%%

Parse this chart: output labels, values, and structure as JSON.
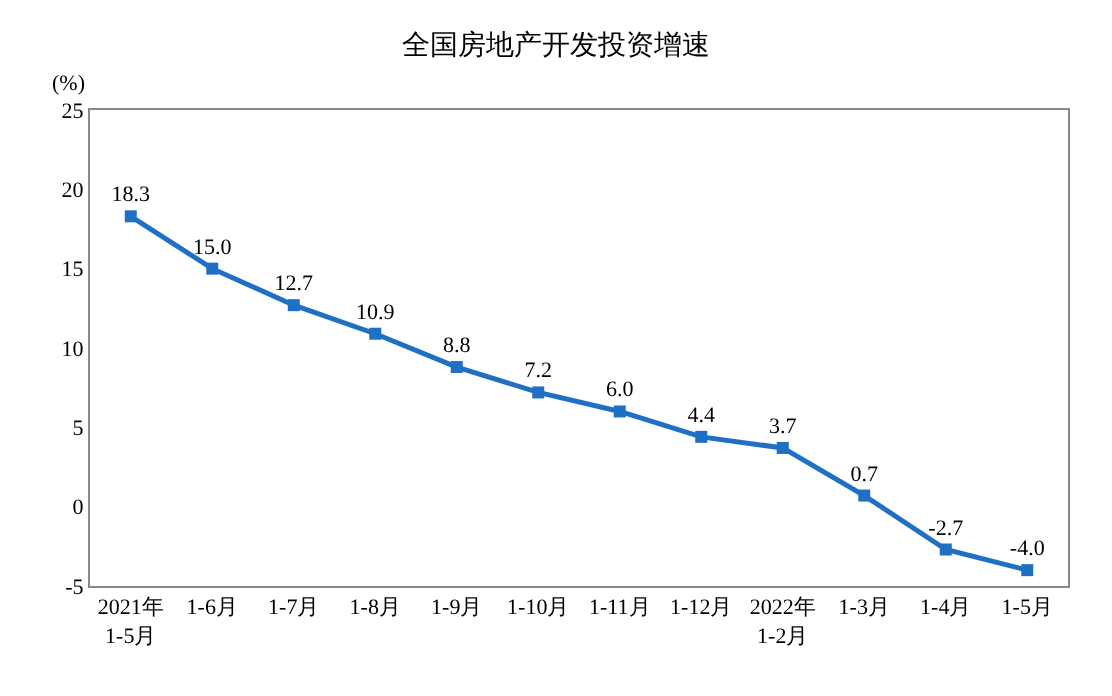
{
  "chart_data": {
    "type": "line",
    "title": "全国房地产开发投资增速",
    "ylabel": "(%)",
    "categories": [
      "2021年\n1-5月",
      "1-6月",
      "1-7月",
      "1-8月",
      "1-9月",
      "1-10月",
      "1-11月",
      "1-12月",
      "2022年\n1-2月",
      "1-3月",
      "1-4月",
      "1-5月"
    ],
    "series": [
      {
        "color": "#1f6fc5",
        "values": [
          18.3,
          15.0,
          12.7,
          10.9,
          8.8,
          7.2,
          6.0,
          4.4,
          3.7,
          0.7,
          -2.7,
          -4.0
        ],
        "value_labels": [
          "18.3",
          "15.0",
          "12.7",
          "10.9",
          "8.8",
          "7.2",
          "6.0",
          "4.4",
          "3.7",
          "0.7",
          "-2.7",
          "-4.0"
        ]
      }
    ],
    "ylim": [
      -5,
      25
    ],
    "yticks": [
      -5,
      0,
      5,
      10,
      15,
      20,
      25
    ],
    "marker": "square",
    "line_style": "solid"
  }
}
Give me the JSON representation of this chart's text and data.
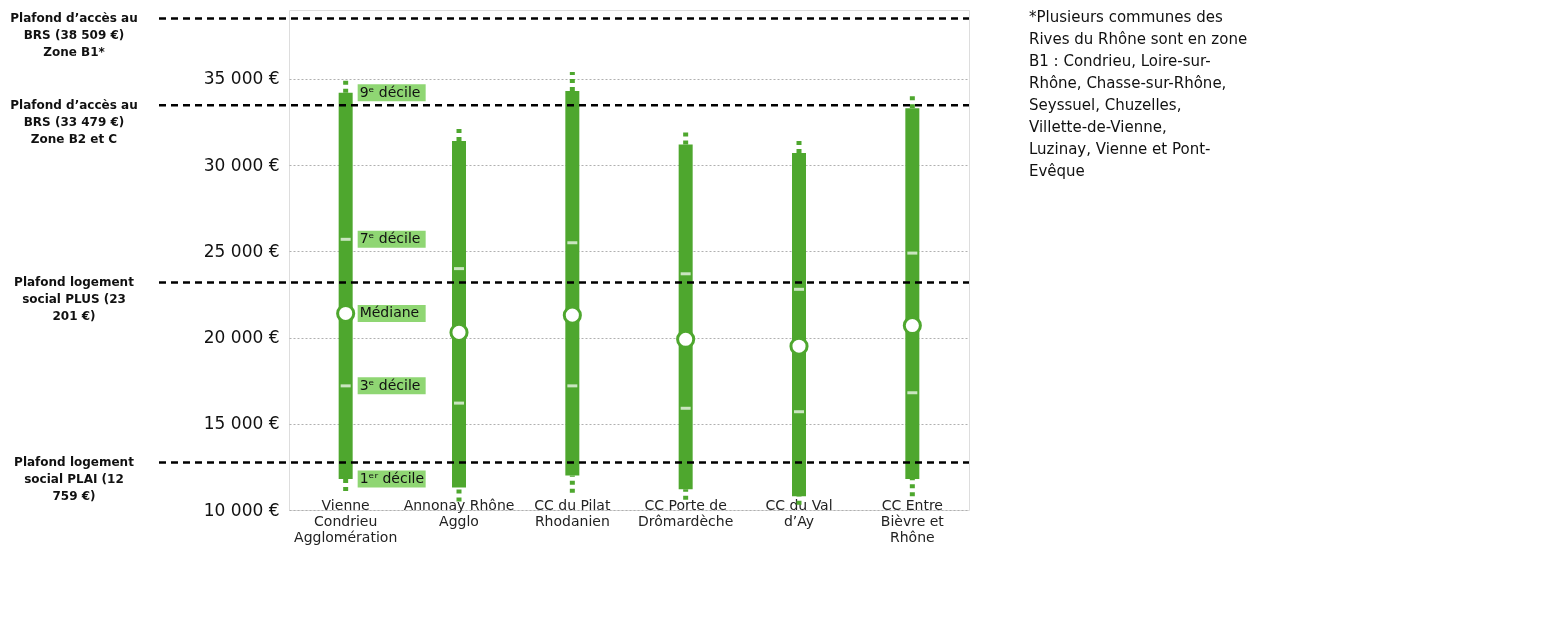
{
  "chart_data": {
    "type": "bar",
    "categories": [
      "Vienne Condrieu Agglomération",
      "Annonay Rhône Agglo",
      "CC du Pilat Rhodanien",
      "CC Porte de Drômardèche",
      "CC du Val d’Ay",
      "CC Entre Bièvre et Rhône"
    ],
    "series": [
      {
        "type": "bar",
        "color": "#4ea72e",
        "base": [
          11800,
          11300,
          12000,
          11200,
          10800,
          11800
        ],
        "values": [
          22400,
          20100,
          22300,
          20000,
          19900,
          21500
        ],
        "errors": [
          [
            11100,
            35000
          ],
          [
            10500,
            32200
          ],
          [
            11000,
            35400
          ],
          [
            10600,
            31900
          ],
          [
            10300,
            31500
          ],
          [
            10800,
            34100
          ]
        ]
      },
      {
        "type": "scatter",
        "marker": "square",
        "color": "#ffffff",
        "values": [
          25700,
          24000,
          25500,
          23700,
          22800,
          24900
        ]
      },
      {
        "type": "scatter",
        "marker": "circle",
        "color": "#ffffff",
        "values": [
          21400,
          20300,
          21300,
          19900,
          19500,
          20700
        ]
      },
      {
        "type": "scatter",
        "marker": "square",
        "color": "#ffffff",
        "values": [
          17200,
          16200,
          17200,
          15900,
          15700,
          16800
        ]
      }
    ],
    "ylim": [
      10000,
      39000
    ],
    "yticks": [
      {
        "value": 10000,
        "label": "10 000 €"
      },
      {
        "value": 15000,
        "label": "15 000 €"
      },
      {
        "value": 20000,
        "label": "20 000 €"
      },
      {
        "value": 25000,
        "label": "25 000 €"
      },
      {
        "value": 30000,
        "label": "30 000 €"
      },
      {
        "value": 35000,
        "label": "35 000 €"
      }
    ],
    "grid": "y",
    "ref_lines": [
      {
        "axis": "y",
        "value": 38509,
        "label": "Plafond d’accès au BRS (38 509 €) Zone B1*",
        "color": "#000000",
        "line_style": "dashed"
      },
      {
        "axis": "y",
        "value": 33479,
        "label": "Plafond d’accès au BRS (33 479 €) Zone B2 et C",
        "color": "#000000",
        "line_style": "dashed"
      },
      {
        "axis": "y",
        "value": 23201,
        "label": "Plafond logement social PLUS (23 201 €)",
        "color": "#000000",
        "line_style": "dashed"
      },
      {
        "axis": "y",
        "value": 12759,
        "label": "Plafond logement social PLAI (12 759 €)",
        "color": "#000000",
        "line_style": "dashed"
      }
    ],
    "annotations": [
      {
        "text": "9ᵉ décile",
        "x": "Vienne Condrieu Agglomération",
        "y": 34200
      },
      {
        "text": "7ᵉ décile",
        "x": "Vienne Condrieu Agglomération",
        "y": 25700
      },
      {
        "text": "Médiane",
        "x": "Vienne Condrieu Agglomération",
        "y": 21400
      },
      {
        "text": "3ᵉ décile",
        "x": "Vienne Condrieu Agglomération",
        "y": 17200
      },
      {
        "text": "1ᵉʳ décile",
        "x": "Vienne Condrieu Agglomération",
        "y": 11800
      },
      "*Plusieurs communes des Rives du Rhône sont en zone B1 : Condrieu, Loire-sur-Rhône, Chasse-sur-Rhône, Seyssuel, Chuzelles, Villette-de-Vienne, Luzinay, Vienne et Pont-Evêque"
    ]
  }
}
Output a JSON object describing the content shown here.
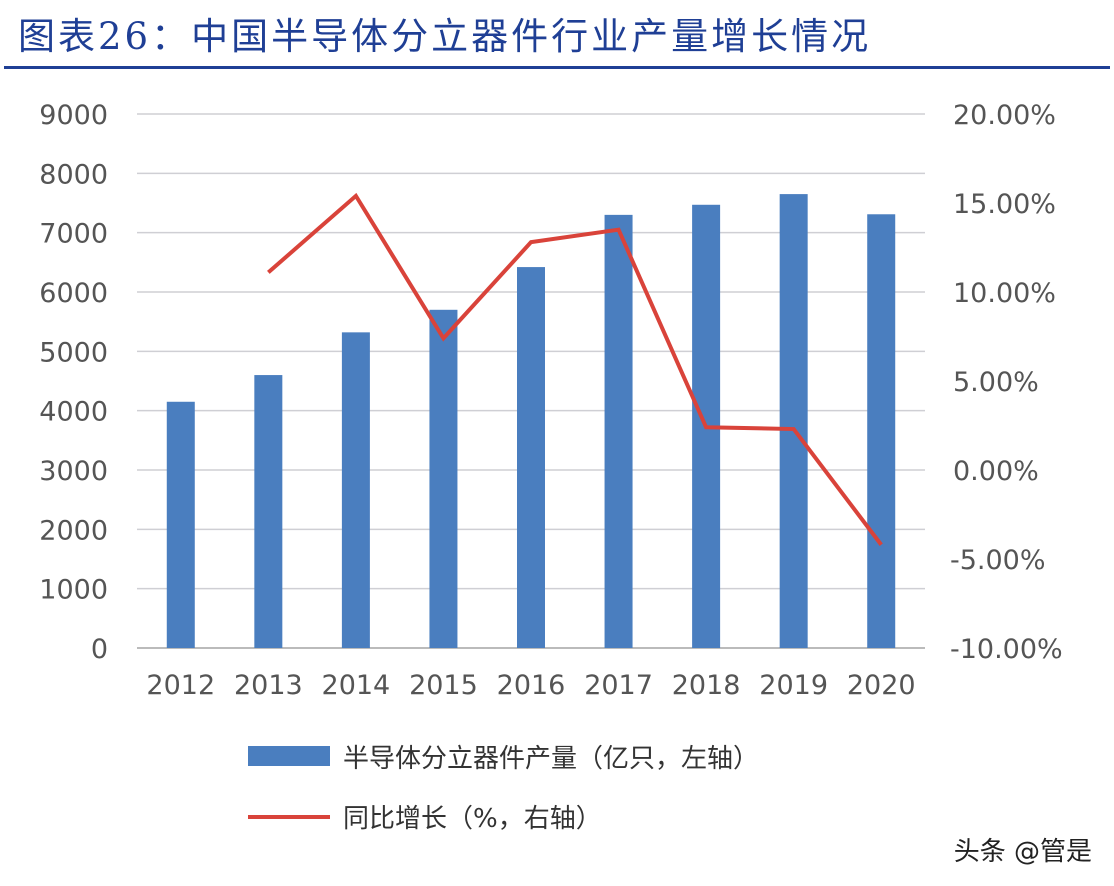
{
  "title": "图表26：中国半导体分立器件行业产量增长情况",
  "watermark": "头条 @管是",
  "chart_data": {
    "type": "bar+line",
    "title": "图表26：中国半导体分立器件行业产量增长情况",
    "categories": [
      "2012",
      "2013",
      "2014",
      "2015",
      "2016",
      "2017",
      "2018",
      "2019",
      "2020"
    ],
    "series": [
      {
        "name": "半导体分立器件产量（亿只，左轴）",
        "type": "bar",
        "axis": "left",
        "color": "#4a7ebf",
        "values": [
          4150,
          4600,
          5320,
          5700,
          6420,
          7300,
          7470,
          7650,
          7310
        ]
      },
      {
        "name": "同比增长（%，右轴）",
        "type": "line",
        "axis": "right",
        "color": "#d9433a",
        "values": [
          null,
          11.1,
          15.4,
          7.4,
          12.8,
          13.5,
          2.4,
          2.3,
          -4.2
        ]
      }
    ],
    "left_axis": {
      "range": [
        0,
        9000
      ],
      "ticks": [
        "0",
        "1000",
        "2000",
        "3000",
        "4000",
        "5000",
        "6000",
        "7000",
        "8000",
        "9000"
      ]
    },
    "right_axis": {
      "range": [
        -10,
        20
      ],
      "ticks": [
        "-10.00%",
        "-5.00%",
        "0.00%",
        "5.00%",
        "10.00%",
        "15.00%",
        "20.00%"
      ]
    },
    "grid": true,
    "legend_placement": "bottom-center"
  }
}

%%

**WHAT TO WORK ON:**
Are you able to set down all the lines above exactly, without any pictures?

**FULL ANSWER:**
Parse this chart: output labels, values, and structure as JSON.
{
  "chart_data": {
    "type": "line",
    "title": "全国房地产开发投资增速",
    "ylabel": "(%)",
    "categories": [
      "2021年\n1-5月",
      "1-6月",
      "1-7月",
      "1-8月",
      "1-9月",
      "1-10月",
      "1-11月",
      "1-12月",
      "2022年\n1-2月",
      "1-3月",
      "1-4月",
      "1-5月"
    ],
    "series": [
      {
        "color": "#1f6fc5",
        "values": [
          18.3,
          15.0,
          12.7,
          10.9,
          8.8,
          7.2,
          6.0,
          4.4,
          3.7,
          0.7,
          -2.7,
          -4.0
        ],
        "value_labels": [
          "18.3",
          "15.0",
          "12.7",
          "10.9",
          "8.8",
          "7.2",
          "6.0",
          "4.4",
          "3.7",
          "0.7",
          "-2.7",
          "-4.0"
        ]
      }
    ],
    "ylim": [
      -5,
      25
    ],
    "yticks": [
      -5,
      0,
      5,
      10,
      15,
      20,
      25
    ],
    "marker": "square",
    "line_style": "solid"
  }
}
Give me the JSON representation of this chart's text and data.
{
  "chart_data": {
    "type": "bar",
    "categories": [
      "Vienne Condrieu Agglomération",
      "Annonay Rhône Agglo",
      "CC du Pilat Rhodanien",
      "CC Porte de Drômardèche",
      "CC du Val d’Ay",
      "CC Entre Bièvre et Rhône"
    ],
    "series": [
      {
        "type": "bar",
        "color": "#4ea72e",
        "base": [
          11800,
          11300,
          12000,
          11200,
          10800,
          11800
        ],
        "values": [
          22400,
          20100,
          22300,
          20000,
          19900,
          21500
        ],
        "errors": [
          [
            11100,
            35000
          ],
          [
            10500,
            32200
          ],
          [
            11000,
            35400
          ],
          [
            10600,
            31900
          ],
          [
            10300,
            31500
          ],
          [
            10800,
            34100
          ]
        ]
      },
      {
        "type": "scatter",
        "marker": "square",
        "color": "#ffffff",
        "values": [
          25700,
          24000,
          25500,
          23700,
          22800,
          24900
        ]
      },
      {
        "type": "scatter",
        "marker": "circle",
        "color": "#ffffff",
        "values": [
          21400,
          20300,
          21300,
          19900,
          19500,
          20700
        ]
      },
      {
        "type": "scatter",
        "marker": "square",
        "color": "#ffffff",
        "values": [
          17200,
          16200,
          17200,
          15900,
          15700,
          16800
        ]
      }
    ],
    "ylim": [
      10000,
      39000
    ],
    "yticks": [
      {
        "value": 10000,
        "label": "10 000 €"
      },
      {
        "value": 15000,
        "label": "15 000 €"
      },
      {
        "value": 20000,
        "label": "20 000 €"
      },
      {
        "value": 25000,
        "label": "25 000 €"
      },
      {
        "value": 30000,
        "label": "30 000 €"
      },
      {
        "value": 35000,
        "label": "35 000 €"
      }
    ],
    "grid": "y",
    "ref_lines": [
      {
        "axis": "y",
        "value": 38509,
        "label": "Plafond d’accès au BRS (38 509 €) Zone B1*",
        "color": "#000000",
        "line_style": "dashed"
      },
      {
        "axis": "y",
        "value": 33479,
        "label": "Plafond d’accès au BRS (33 479 €) Zone B2 et C",
        "color": "#000000",
        "line_style": "dashed"
      },
      {
        "axis": "y",
        "value": 23201,
        "label": "Plafond logement social PLUS (23 201 €)",
        "color": "#000000",
        "line_style": "dashed"
      },
      {
        "axis": "y",
        "value": 12759,
        "label": "Plafond logement social PLAI (12 759 €)",
        "color": "#000000",
        "line_style": "dashed"
      }
    ],
    "annotations": [
      {
        "text": "9ᵉ décile",
        "x": "Vienne Condrieu Agglomération",
        "y": 34200
      },
      {
        "text": "7ᵉ décile",
        "x": "Vienne Condrieu Agglomération",
        "y": 25700
      },
      {
        "text": "Médiane",
        "x": "Vienne Condrieu Agglomération",
        "y": 21400
      },
      {
        "text": "3ᵉ décile",
        "x": "Vienne Condrieu Agglomération",
        "y": 17200
      },
      {
        "text": "1ᵉʳ décile",
        "x": "Vienne Condrieu Agglomération",
        "y": 11800
      },
      "*Plusieurs communes des Rives du Rhône sont en zone B1 : Condrieu, Loire-sur-Rhône, Chasse-sur-Rhône, Seyssuel, Chuzelles, Villette-de-Vienne, Luzinay, Vienne et Pont-Evêque"
    ]
  }
}
Output a JSON object describing the content shown here.
{
  "title": "图表26：中国半导体分立器件行业产量增长情况",
  "watermark": "头条 @管是",
  "chart_data": {
    "type": "bar+line",
    "title": "图表26：中国半导体分立器件行业产量增长情况",
    "categories": [
      "2012",
      "2013",
      "2014",
      "2015",
      "2016",
      "2017",
      "2018",
      "2019",
      "2020"
    ],
    "series": [
      {
        "name": "半导体分立器件产量（亿只，左轴）",
        "type": "bar",
        "axis": "left",
        "color": "#4a7ebf",
        "values": [
          4150,
          4600,
          5320,
          5700,
          6420,
          7300,
          7470,
          7650,
          7310
        ]
      },
      {
        "name": "同比增长（%，右轴）",
        "type": "line",
        "axis": "right",
        "color": "#d9433a",
        "values": [
          null,
          11.1,
          15.4,
          7.4,
          12.8,
          13.5,
          2.4,
          2.3,
          -4.2
        ]
      }
    ],
    "left_axis": {
      "range": [
        0,
        9000
      ],
      "ticks": [
        "0",
        "1000",
        "2000",
        "3000",
        "4000",
        "5000",
        "6000",
        "7000",
        "8000",
        "9000"
      ]
    },
    "right_axis": {
      "range": [
        -10,
        20
      ],
      "ticks": [
        "-10.00%",
        "-5.00%",
        "0.00%",
        "5.00%",
        "10.00%",
        "15.00%",
        "20.00%"
      ]
    },
    "grid": true,
    "legend_placement": "bottom-center"
  }
}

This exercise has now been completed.